### TASK DIRECTIONS
Pull every line containing "University" out of the material below.

========

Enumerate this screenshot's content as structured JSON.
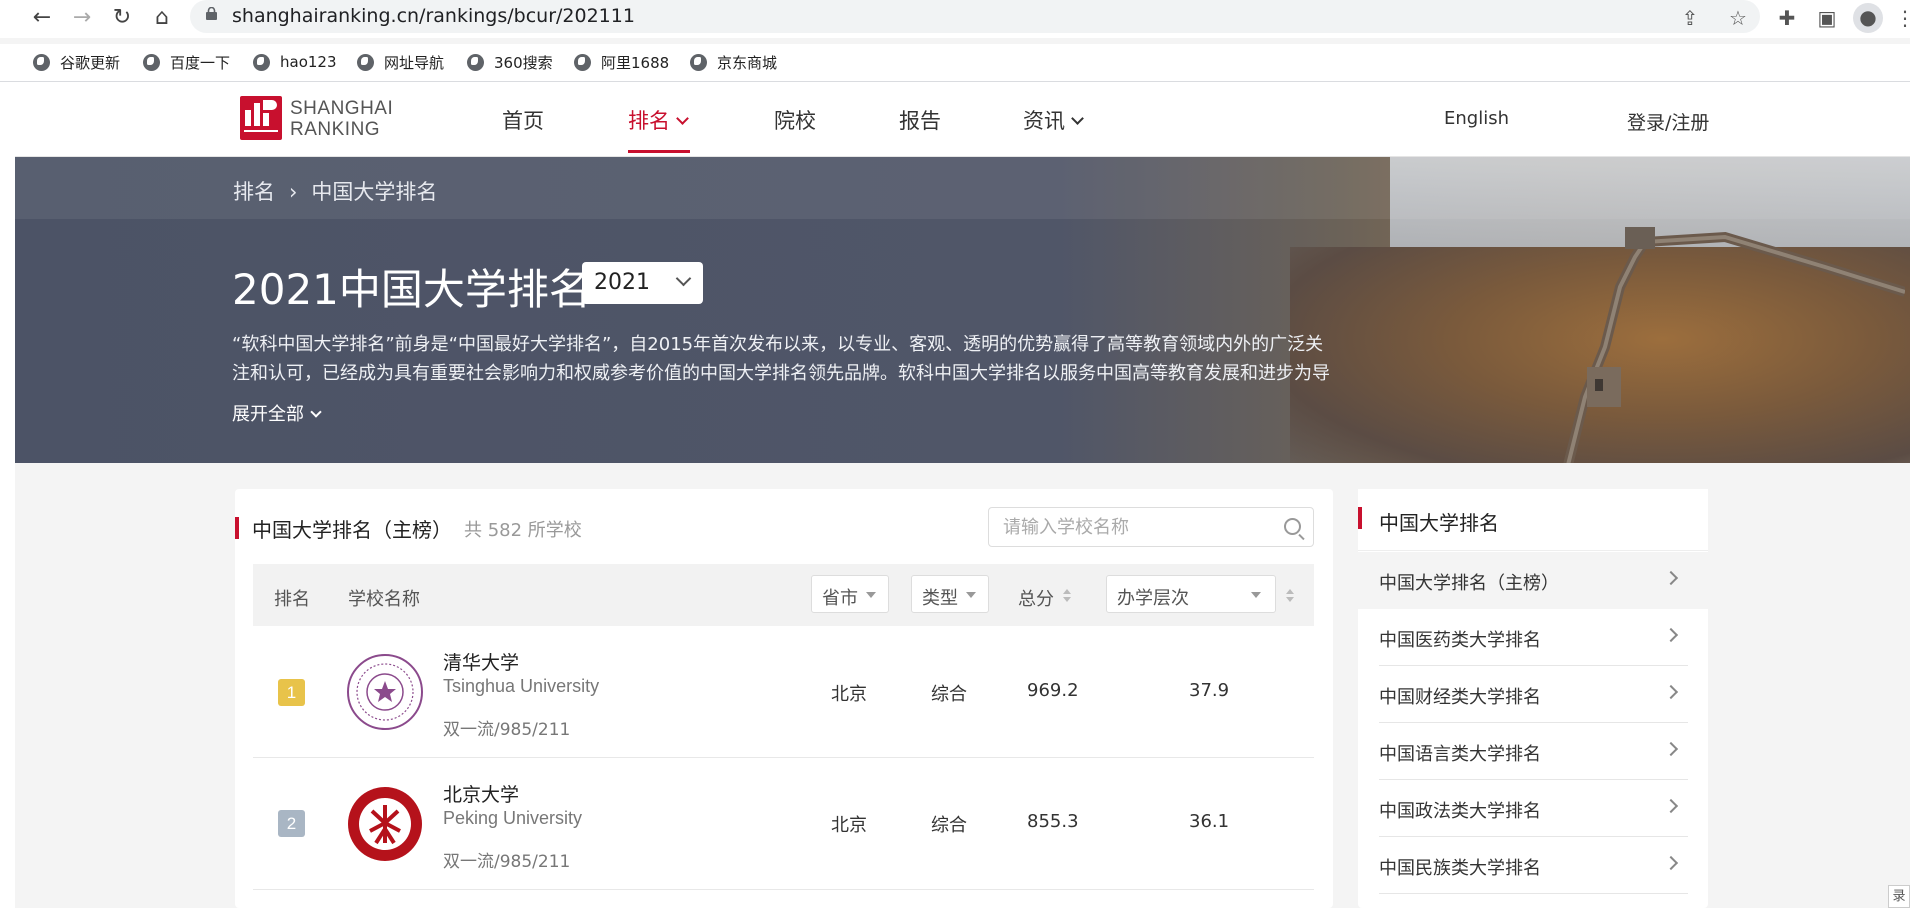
{
  "browser": {
    "url": "shanghairanking.cn/rankings/bcur/202111",
    "bookmarks": [
      "谷歌更新",
      "百度一下",
      "hao123",
      "网址导航",
      "360搜索",
      "阿里1688",
      "京东商城"
    ]
  },
  "site": {
    "logo_line1": "SHANGHAI",
    "logo_line2": "RANKING",
    "menu": [
      "首页",
      "排名",
      "院校",
      "报告",
      "资讯"
    ],
    "english": "English",
    "login": "登录/注册"
  },
  "hero": {
    "breadcrumb": [
      "排名",
      "中国大学排名"
    ],
    "title": "2021中国大学排名",
    "year": "2021",
    "intro": "“软科中国大学排名”前身是“中国最好大学排名”，自2015年首次发布以来，以专业、客观、透明的优势赢得了高等教育领域内外的广泛关注和认可，已经成为具有重要社会影响力和权威参考价值的中国大学排名领先品牌。软科中国大学排名以服务中国高等教育发展和进步为导",
    "expand": "展开全部"
  },
  "ranking": {
    "title": "中国大学排名（主榜）",
    "count": "共 582 所学校",
    "search_placeholder": "请输入学校名称",
    "headers": {
      "rank": "排名",
      "name": "学校名称",
      "province": "省市",
      "type": "类型",
      "score": "总分",
      "level": "办学层次"
    },
    "rows": [
      {
        "rank": "1",
        "cn": "清华大学",
        "en": "Tsinghua University",
        "tags": "双一流/985/211",
        "province": "北京",
        "type": "综合",
        "score": "969.2",
        "level": "37.9"
      },
      {
        "rank": "2",
        "cn": "北京大学",
        "en": "Peking University",
        "tags": "双一流/985/211",
        "province": "北京",
        "type": "综合",
        "score": "855.3",
        "level": "36.1"
      }
    ]
  },
  "sidebar": {
    "title": "中国大学排名",
    "items": [
      "中国大学排名（主榜）",
      "中国医药类大学排名",
      "中国财经类大学排名",
      "中国语言类大学排名",
      "中国政法类大学排名",
      "中国民族类大学排名"
    ]
  },
  "corner_tab": "录",
  "colors": {
    "accent": "#c8102e",
    "gold": "#e8c34a",
    "silver": "#a9b6c4"
  }
}
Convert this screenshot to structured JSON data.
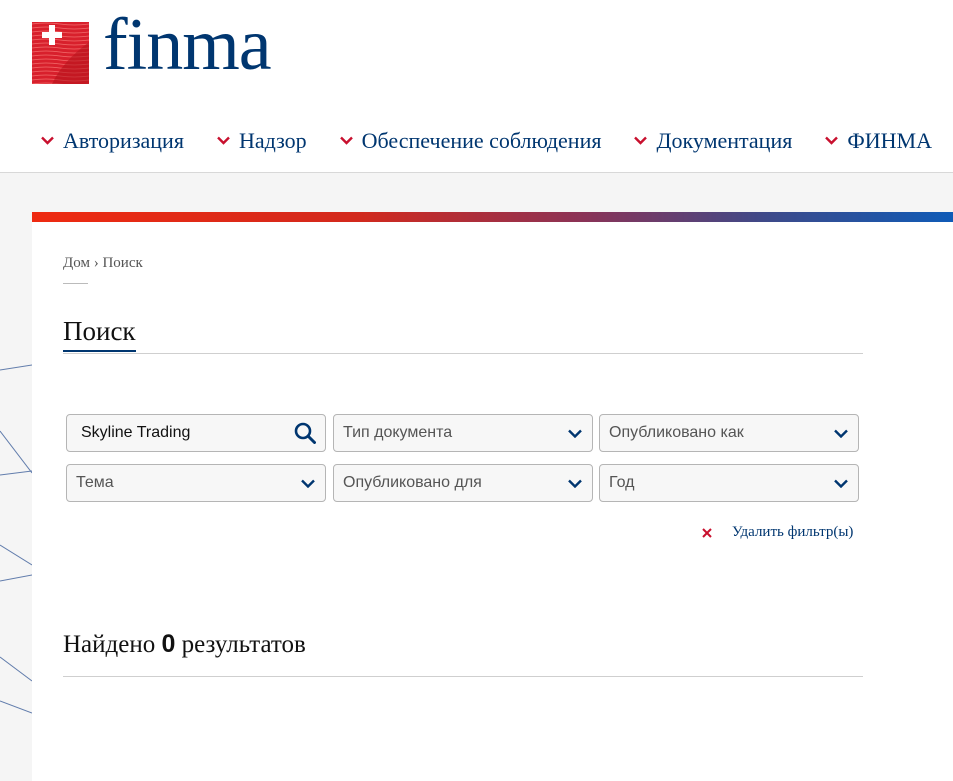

========

### TASK RESPONSE
        "en": "Tsinghua University",
        "en": "Peking University",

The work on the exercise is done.